▶ _Your instructions_
From the listing below, work out how many lines contain "Normalized". Reply with that number only.

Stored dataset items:
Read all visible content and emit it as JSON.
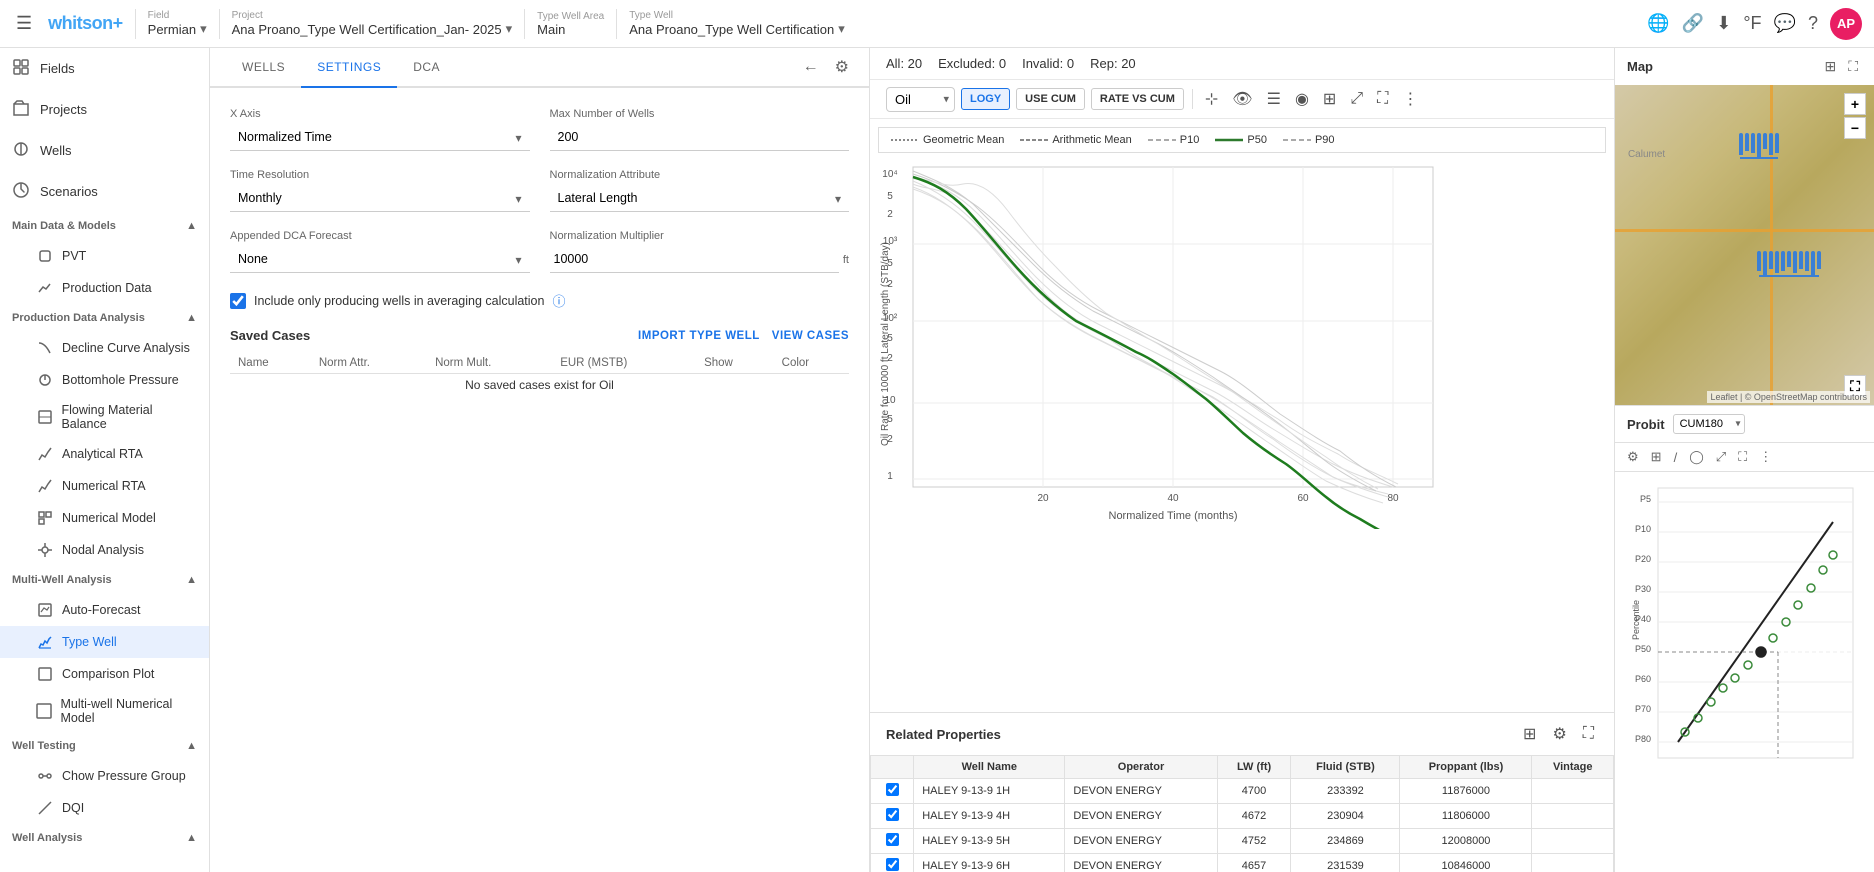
{
  "topbar": {
    "menu_icon": "☰",
    "logo": "whitson",
    "logo_plus": "+",
    "field_label": "Field",
    "field_value": "Permian",
    "project_label": "Project",
    "project_value": "Ana Proano_Type Well Certification_Jan- 2025",
    "type_well_area_label": "Type Well Area",
    "type_well_area_value": "Main",
    "type_well_label": "Type Well",
    "type_well_value": "Ana Proano_Type Well Certification",
    "icons": [
      "🌐",
      "🔗",
      "⬇",
      "°F",
      "💬",
      "?"
    ],
    "avatar": "AP"
  },
  "sidebar": {
    "top_items": [
      {
        "label": "Fields",
        "icon": "grid"
      },
      {
        "label": "Projects",
        "icon": "folder"
      },
      {
        "label": "Wells",
        "icon": "well"
      },
      {
        "label": "Scenarios",
        "icon": "branch"
      }
    ],
    "sections": [
      {
        "title": "Main Data & Models",
        "items": [
          {
            "label": "PVT",
            "icon": "pvt"
          },
          {
            "label": "Production Data",
            "icon": "chart"
          }
        ]
      },
      {
        "title": "Production Data Analysis",
        "items": [
          {
            "label": "Decline Curve Analysis",
            "icon": "decline"
          },
          {
            "label": "Bottomhole Pressure",
            "icon": "pressure"
          },
          {
            "label": "Flowing Material Balance",
            "icon": "balance"
          },
          {
            "label": "Analytical RTA",
            "icon": "rta"
          },
          {
            "label": "Numerical RTA",
            "icon": "num-rta"
          },
          {
            "label": "Numerical Model",
            "icon": "num-model"
          },
          {
            "label": "Nodal Analysis",
            "icon": "nodal"
          }
        ]
      },
      {
        "title": "Multi-Well Analysis",
        "items": [
          {
            "label": "Auto-Forecast",
            "icon": "auto"
          },
          {
            "label": "Type Well",
            "icon": "type-well",
            "active": true
          },
          {
            "label": "Comparison Plot",
            "icon": "compare"
          },
          {
            "label": "Multi-well Numerical Model",
            "icon": "multi-num"
          }
        ]
      },
      {
        "title": "Well Testing",
        "items": [
          {
            "label": "Chow Pressure Group",
            "icon": "chow"
          },
          {
            "label": "DQI",
            "icon": "dqi"
          }
        ]
      },
      {
        "title": "Well Analysis",
        "items": []
      }
    ]
  },
  "tabs": {
    "items": [
      "WELLS",
      "SETTINGS",
      "DCA"
    ],
    "active": "SETTINGS"
  },
  "settings": {
    "x_axis_label": "X Axis",
    "x_axis_value": "Normalized Time",
    "max_wells_label": "Max Number of Wells",
    "max_wells_value": "200",
    "time_resolution_label": "Time Resolution",
    "time_resolution_value": "Monthly",
    "norm_attribute_label": "Normalization Attribute",
    "norm_attribute_value": "Lateral Length",
    "appended_dca_label": "Appended DCA Forecast",
    "appended_dca_value": "None",
    "norm_multiplier_label": "Normalization Multiplier",
    "norm_multiplier_value": "10000",
    "norm_multiplier_unit": "ft",
    "checkbox_label": "Include only producing wells in averaging calculation",
    "checkbox_checked": true
  },
  "saved_cases": {
    "title": "Saved Cases",
    "actions": [
      "IMPORT TYPE WELL",
      "VIEW CASES"
    ],
    "columns": [
      "Name",
      "Norm Attr.",
      "Norm Mult.",
      "EUR (MSTB)",
      "Show",
      "Color"
    ],
    "no_data": "No saved cases exist for Oil"
  },
  "chart": {
    "stats": {
      "all": "All: 20",
      "excluded": "Excluded: 0",
      "invalid": "Invalid: 0",
      "rep": "Rep: 20"
    },
    "fluid": "Oil",
    "buttons": [
      {
        "label": "LOGY",
        "active": true
      },
      {
        "label": "USE CUM",
        "active": false
      },
      {
        "label": "RATE VS CUM",
        "active": false
      }
    ],
    "legend": [
      {
        "label": "Geometric Mean",
        "style": "dotted",
        "color": "#888"
      },
      {
        "label": "Arithmetic Mean",
        "style": "dashed",
        "color": "#888"
      },
      {
        "label": "P10",
        "style": "dashed",
        "color": "#aaa"
      },
      {
        "label": "P50",
        "style": "solid",
        "color": "#2d7a2d"
      },
      {
        "label": "P90",
        "style": "dashed",
        "color": "#aaa"
      }
    ],
    "y_axis_label": "Oil Rate for 10000 ft Lateral Length (STB/day)",
    "x_axis_label": "Normalized Time (months)",
    "x_ticks": [
      20,
      40,
      60,
      80
    ],
    "y_ticks": [
      "10⁴",
      "5",
      "2",
      "10³",
      "5",
      "2",
      "10²",
      "5",
      "2",
      "10",
      "5",
      "2",
      "1"
    ]
  },
  "related_properties": {
    "title": "Related Properties",
    "columns": [
      "",
      "Well Name",
      "Operator",
      "LW (ft)",
      "Fluid (STB)",
      "Proppant (lbs)",
      "Vintage"
    ],
    "rows": [
      {
        "checked": true,
        "well": "HALEY 9-13-9 1H",
        "operator": "DEVON ENERGY",
        "lw": "4700",
        "fluid": "233392",
        "proppant": "11876000",
        "vintage": ""
      },
      {
        "checked": true,
        "well": "HALEY 9-13-9 4H",
        "operator": "DEVON ENERGY",
        "lw": "4672",
        "fluid": "230904",
        "proppant": "11806000",
        "vintage": ""
      },
      {
        "checked": true,
        "well": "HALEY 9-13-9 5H",
        "operator": "DEVON ENERGY",
        "lw": "4752",
        "fluid": "234869",
        "proppant": "12008000",
        "vintage": ""
      },
      {
        "checked": true,
        "well": "HALEY 9-13-9 6H",
        "operator": "DEVON ENERGY",
        "lw": "4657",
        "fluid": "231539",
        "proppant": "10846000",
        "vintage": ""
      }
    ]
  },
  "map": {
    "title": "Map",
    "probit_title": "Probit",
    "probit_select": "CUM180",
    "probit_labels": [
      "P5",
      "P10",
      "P20",
      "P30",
      "P40",
      "P50",
      "P60",
      "P70",
      "P80"
    ],
    "percentile_label": "Percentile"
  }
}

▶ _Answer for the task_
2